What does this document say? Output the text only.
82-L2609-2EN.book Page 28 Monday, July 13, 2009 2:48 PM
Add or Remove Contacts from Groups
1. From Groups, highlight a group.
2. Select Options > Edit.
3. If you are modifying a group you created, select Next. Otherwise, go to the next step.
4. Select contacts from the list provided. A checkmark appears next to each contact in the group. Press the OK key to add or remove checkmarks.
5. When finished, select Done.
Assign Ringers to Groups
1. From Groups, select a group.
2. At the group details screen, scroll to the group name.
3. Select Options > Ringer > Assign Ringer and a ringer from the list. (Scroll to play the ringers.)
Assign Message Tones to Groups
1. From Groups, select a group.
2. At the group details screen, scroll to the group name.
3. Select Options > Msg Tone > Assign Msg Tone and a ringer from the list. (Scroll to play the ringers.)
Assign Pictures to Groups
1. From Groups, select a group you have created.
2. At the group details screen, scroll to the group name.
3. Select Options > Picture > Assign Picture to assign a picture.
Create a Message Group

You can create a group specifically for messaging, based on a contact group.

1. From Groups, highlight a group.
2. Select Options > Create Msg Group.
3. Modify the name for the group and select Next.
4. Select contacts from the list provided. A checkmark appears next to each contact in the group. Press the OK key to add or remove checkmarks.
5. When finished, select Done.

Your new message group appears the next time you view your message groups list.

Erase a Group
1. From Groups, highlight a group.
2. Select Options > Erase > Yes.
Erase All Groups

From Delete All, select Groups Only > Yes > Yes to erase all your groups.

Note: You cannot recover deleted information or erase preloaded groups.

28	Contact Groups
⁂
PROBLEM TO WORK ON ::
Write out all the data again, exactly as it appears.

CORRECT RESULT ::
What does this document say? Output the text only.
82-L2609-2EN.book Page 28 Monday, July 13, 2009 2:48 PM
Add or Remove Contacts from Groups
1. From Groups, highlight a group.
2. Select Options > Edit.
3. If you are modifying a group you created, select Next. Otherwise, go to the next step.
4. Select contacts from the list provided. A checkmark appears next to each contact in the group. Press the OK key to add or remove checkmarks.
5. When finished, select Done.
Assign Ringers to Groups
1. From Groups, select a group.
2. At the group details screen, scroll to the group name.
3. Select Options > Ringer > Assign Ringer and a ringer from the list. (Scroll to play the ringers.)
Assign Message Tones to Groups
1. From Groups, select a group.
2. At the group details screen, scroll to the group name.
3. Select Options > Msg Tone > Assign Msg Tone and a ringer from the list. (Scroll to play the ringers.)
Assign Pictures to Groups
1. From Groups, select a group you have created.
2. At the group details screen, scroll to the group name.
3. Select Options > Picture > Assign Picture to assign a picture.
Create a Message Group

You can create a group specifically for messaging, based on a contact group.

1. From Groups, highlight a group.
2. Select Options > Create Msg Group.
3. Modify the name for the group and select Next.
4. Select contacts from the list provided. A checkmark appears next to each contact in the group. Press the OK key to add or remove checkmarks.
5. When finished, select Done.

Your new message group appears the next time you view your message groups list.

Erase a Group
1. From Groups, highlight a group.
2. Select Options > Erase > Yes.
Erase All Groups

From Delete All, select Groups Only > Yes > Yes to erase all your groups.

Note: You cannot recover deleted information or erase preloaded groups.

28	Contact Groups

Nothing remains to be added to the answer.